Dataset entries

★ ★ ★

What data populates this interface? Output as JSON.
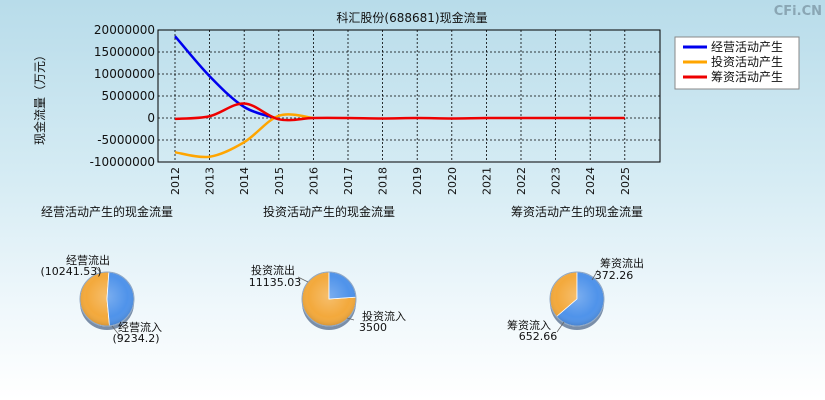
{
  "watermark": "CFi.CN",
  "chart_data": [
    {
      "type": "line",
      "title": "科汇股份(688681)现金流量",
      "ylabel": "现金流量（万元）",
      "xlabel": "",
      "ylim": [
        -10000000,
        20000000
      ],
      "yticks": [
        20000000,
        15000000,
        10000000,
        5000000,
        0,
        -5000000,
        -10000000
      ],
      "ytick_labels": [
        "20000000",
        "15000000",
        "10000000",
        "5000000",
        "0",
        "-5000000",
        "-10000000"
      ],
      "x": [
        "2012",
        "2013",
        "2014",
        "2015",
        "2016",
        "2017",
        "2018",
        "2019",
        "2020",
        "2021",
        "2022",
        "2023",
        "2024",
        "2025"
      ],
      "grid": true,
      "legend_position": "top-right",
      "series": [
        {
          "name": "经营活动产生",
          "color": "#0000ee",
          "values": [
            18600000,
            9500000,
            2500000,
            -200000,
            null,
            null,
            null,
            null,
            null,
            null,
            null,
            null,
            null,
            null
          ]
        },
        {
          "name": "投资活动产生",
          "color": "#ffa500",
          "values": [
            -7800000,
            -8800000,
            -5500000,
            500000,
            0,
            null,
            null,
            null,
            null,
            null,
            null,
            null,
            null,
            null
          ]
        },
        {
          "name": "筹资活动产生",
          "color": "#ee0000",
          "values": [
            -200000,
            400000,
            3300000,
            -300000,
            0,
            0,
            -100000,
            0,
            -100000,
            0,
            0,
            0,
            0,
            0
          ]
        }
      ]
    },
    {
      "type": "pie",
      "title": "经营活动产生的现金流量",
      "slices": [
        {
          "label": "经营流出",
          "value_label": "(10241.53)",
          "value": 10241.53,
          "color": "#f3a93c"
        },
        {
          "label": "经营流入",
          "value_label": "(9234.2)",
          "value": 9234.2,
          "color": "#4f93ea"
        }
      ]
    },
    {
      "type": "pie",
      "title": "投资活动产生的现金流量",
      "slices": [
        {
          "label": "投资流出",
          "value_label": "11135.03",
          "value": 11135.03,
          "color": "#f3a93c"
        },
        {
          "label": "投资流入",
          "value_label": "3500",
          "value": 3500,
          "color": "#4f93ea"
        }
      ]
    },
    {
      "type": "pie",
      "title": "筹资活动产生的现金流量",
      "slices": [
        {
          "label": "筹资流出",
          "value_label": "372.26",
          "value": 372.26,
          "color": "#f3a93c"
        },
        {
          "label": "筹资流入",
          "value_label": "652.66",
          "value": 652.66,
          "color": "#4f93ea"
        }
      ]
    }
  ]
}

★ ★ ★

_What is required_. Each entry must be retyped word for word, with every image omitted.

_Response to this task_.
What data populates this interface? Output as JSON.
{
  "watermark": "CFi.CN",
  "chart_data": [
    {
      "type": "line",
      "title": "科汇股份(688681)现金流量",
      "ylabel": "现金流量（万元）",
      "xlabel": "",
      "ylim": [
        -10000000,
        20000000
      ],
      "yticks": [
        20000000,
        15000000,
        10000000,
        5000000,
        0,
        -5000000,
        -10000000
      ],
      "ytick_labels": [
        "20000000",
        "15000000",
        "10000000",
        "5000000",
        "0",
        "-5000000",
        "-10000000"
      ],
      "x": [
        "2012",
        "2013",
        "2014",
        "2015",
        "2016",
        "2017",
        "2018",
        "2019",
        "2020",
        "2021",
        "2022",
        "2023",
        "2024",
        "2025"
      ],
      "grid": true,
      "legend_position": "top-right",
      "series": [
        {
          "name": "经营活动产生",
          "color": "#0000ee",
          "values": [
            18600000,
            9500000,
            2500000,
            -200000,
            null,
            null,
            null,
            null,
            null,
            null,
            null,
            null,
            null,
            null
          ]
        },
        {
          "name": "投资活动产生",
          "color": "#ffa500",
          "values": [
            -7800000,
            -8800000,
            -5500000,
            500000,
            0,
            null,
            null,
            null,
            null,
            null,
            null,
            null,
            null,
            null
          ]
        },
        {
          "name": "筹资活动产生",
          "color": "#ee0000",
          "values": [
            -200000,
            400000,
            3300000,
            -300000,
            0,
            0,
            -100000,
            0,
            -100000,
            0,
            0,
            0,
            0,
            0
          ]
        }
      ]
    },
    {
      "type": "pie",
      "title": "经营活动产生的现金流量",
      "slices": [
        {
          "label": "经营流出",
          "value_label": "(10241.53)",
          "value": 10241.53,
          "color": "#f3a93c"
        },
        {
          "label": "经营流入",
          "value_label": "(9234.2)",
          "value": 9234.2,
          "color": "#4f93ea"
        }
      ]
    },
    {
      "type": "pie",
      "title": "投资活动产生的现金流量",
      "slices": [
        {
          "label": "投资流出",
          "value_label": "11135.03",
          "value": 11135.03,
          "color": "#f3a93c"
        },
        {
          "label": "投资流入",
          "value_label": "3500",
          "value": 3500,
          "color": "#4f93ea"
        }
      ]
    },
    {
      "type": "pie",
      "title": "筹资活动产生的现金流量",
      "slices": [
        {
          "label": "筹资流出",
          "value_label": "372.26",
          "value": 372.26,
          "color": "#f3a93c"
        },
        {
          "label": "筹资流入",
          "value_label": "652.66",
          "value": 652.66,
          "color": "#4f93ea"
        }
      ]
    }
  ]
}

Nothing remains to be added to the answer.